Records follow. Select each line holding "placeholder".

Records for the exercise:
****************************************
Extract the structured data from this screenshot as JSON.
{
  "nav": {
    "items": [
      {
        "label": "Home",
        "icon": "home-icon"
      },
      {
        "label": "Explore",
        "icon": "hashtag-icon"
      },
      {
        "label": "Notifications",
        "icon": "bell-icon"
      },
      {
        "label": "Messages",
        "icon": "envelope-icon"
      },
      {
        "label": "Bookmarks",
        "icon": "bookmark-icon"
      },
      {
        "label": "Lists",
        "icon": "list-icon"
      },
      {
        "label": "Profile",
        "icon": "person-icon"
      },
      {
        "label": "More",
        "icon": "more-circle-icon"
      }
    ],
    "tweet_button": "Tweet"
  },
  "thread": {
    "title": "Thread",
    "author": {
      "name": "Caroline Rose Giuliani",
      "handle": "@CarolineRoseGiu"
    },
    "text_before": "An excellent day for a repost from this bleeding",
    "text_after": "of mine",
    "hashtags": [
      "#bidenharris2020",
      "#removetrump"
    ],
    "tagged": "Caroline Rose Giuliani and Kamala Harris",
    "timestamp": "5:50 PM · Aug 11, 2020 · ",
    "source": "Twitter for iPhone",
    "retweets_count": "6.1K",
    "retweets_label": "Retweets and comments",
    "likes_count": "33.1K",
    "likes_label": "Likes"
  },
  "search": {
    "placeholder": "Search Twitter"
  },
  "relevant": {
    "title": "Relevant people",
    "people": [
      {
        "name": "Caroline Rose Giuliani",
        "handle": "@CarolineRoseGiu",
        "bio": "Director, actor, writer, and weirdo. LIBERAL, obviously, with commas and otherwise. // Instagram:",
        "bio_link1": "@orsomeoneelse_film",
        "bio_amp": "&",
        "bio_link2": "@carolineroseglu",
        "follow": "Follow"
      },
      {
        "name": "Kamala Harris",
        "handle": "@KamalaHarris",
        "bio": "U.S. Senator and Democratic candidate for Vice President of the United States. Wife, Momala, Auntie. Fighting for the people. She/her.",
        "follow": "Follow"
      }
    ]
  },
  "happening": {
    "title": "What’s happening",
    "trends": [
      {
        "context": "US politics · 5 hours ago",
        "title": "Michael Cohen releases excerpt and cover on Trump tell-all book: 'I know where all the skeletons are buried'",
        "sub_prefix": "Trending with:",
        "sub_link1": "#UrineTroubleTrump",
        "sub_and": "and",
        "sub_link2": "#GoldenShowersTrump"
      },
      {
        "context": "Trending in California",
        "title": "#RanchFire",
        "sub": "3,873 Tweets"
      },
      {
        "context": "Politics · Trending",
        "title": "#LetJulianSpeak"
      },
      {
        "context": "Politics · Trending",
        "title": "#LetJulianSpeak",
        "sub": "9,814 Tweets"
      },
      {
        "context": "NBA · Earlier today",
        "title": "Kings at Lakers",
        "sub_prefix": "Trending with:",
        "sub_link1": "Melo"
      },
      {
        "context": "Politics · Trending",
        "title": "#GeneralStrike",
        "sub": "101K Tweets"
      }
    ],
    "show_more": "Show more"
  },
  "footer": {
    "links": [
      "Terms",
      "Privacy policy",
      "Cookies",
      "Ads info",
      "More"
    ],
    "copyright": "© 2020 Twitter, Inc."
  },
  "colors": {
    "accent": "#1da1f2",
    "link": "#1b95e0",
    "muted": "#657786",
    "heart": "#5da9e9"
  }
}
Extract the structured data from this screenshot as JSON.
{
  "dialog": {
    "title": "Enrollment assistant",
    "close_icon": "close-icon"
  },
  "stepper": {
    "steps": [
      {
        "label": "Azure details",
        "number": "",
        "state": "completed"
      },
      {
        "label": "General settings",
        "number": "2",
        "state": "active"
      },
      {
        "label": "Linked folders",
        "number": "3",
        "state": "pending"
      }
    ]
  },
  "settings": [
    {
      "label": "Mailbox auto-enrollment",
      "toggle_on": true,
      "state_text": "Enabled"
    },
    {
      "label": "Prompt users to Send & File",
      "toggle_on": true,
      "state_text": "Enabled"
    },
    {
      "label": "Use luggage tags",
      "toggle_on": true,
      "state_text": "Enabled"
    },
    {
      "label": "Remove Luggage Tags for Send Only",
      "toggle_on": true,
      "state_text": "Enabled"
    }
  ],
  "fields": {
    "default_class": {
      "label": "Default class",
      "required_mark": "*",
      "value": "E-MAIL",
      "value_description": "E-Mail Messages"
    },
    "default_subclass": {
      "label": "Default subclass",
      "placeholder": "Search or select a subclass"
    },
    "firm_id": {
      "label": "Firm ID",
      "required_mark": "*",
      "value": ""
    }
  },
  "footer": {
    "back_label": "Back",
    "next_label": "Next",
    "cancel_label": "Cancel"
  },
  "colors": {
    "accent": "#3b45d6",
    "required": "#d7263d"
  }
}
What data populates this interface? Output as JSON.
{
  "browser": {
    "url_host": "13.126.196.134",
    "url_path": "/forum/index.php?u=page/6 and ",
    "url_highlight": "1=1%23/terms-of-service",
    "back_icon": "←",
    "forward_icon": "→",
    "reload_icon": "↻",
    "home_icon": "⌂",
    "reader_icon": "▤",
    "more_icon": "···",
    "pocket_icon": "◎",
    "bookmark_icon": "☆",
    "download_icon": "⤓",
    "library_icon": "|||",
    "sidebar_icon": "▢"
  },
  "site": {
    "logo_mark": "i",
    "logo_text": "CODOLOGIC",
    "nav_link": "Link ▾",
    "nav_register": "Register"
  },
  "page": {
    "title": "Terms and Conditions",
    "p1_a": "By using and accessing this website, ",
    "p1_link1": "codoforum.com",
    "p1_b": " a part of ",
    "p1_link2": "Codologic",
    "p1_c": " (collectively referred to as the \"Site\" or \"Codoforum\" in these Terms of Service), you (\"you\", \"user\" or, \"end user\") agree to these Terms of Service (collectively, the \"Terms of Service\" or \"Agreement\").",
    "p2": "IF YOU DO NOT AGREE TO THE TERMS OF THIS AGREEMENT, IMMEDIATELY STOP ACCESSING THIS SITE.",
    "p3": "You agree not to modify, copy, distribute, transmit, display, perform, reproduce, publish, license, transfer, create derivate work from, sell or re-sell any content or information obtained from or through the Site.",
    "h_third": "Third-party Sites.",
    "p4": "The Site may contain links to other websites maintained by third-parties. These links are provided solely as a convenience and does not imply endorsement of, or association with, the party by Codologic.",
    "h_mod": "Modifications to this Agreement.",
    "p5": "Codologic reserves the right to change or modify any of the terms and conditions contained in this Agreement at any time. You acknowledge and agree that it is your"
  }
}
****************************************
Response:
    "placeholder": "Search Twitter"
      "placeholder": "Search or select a subclass"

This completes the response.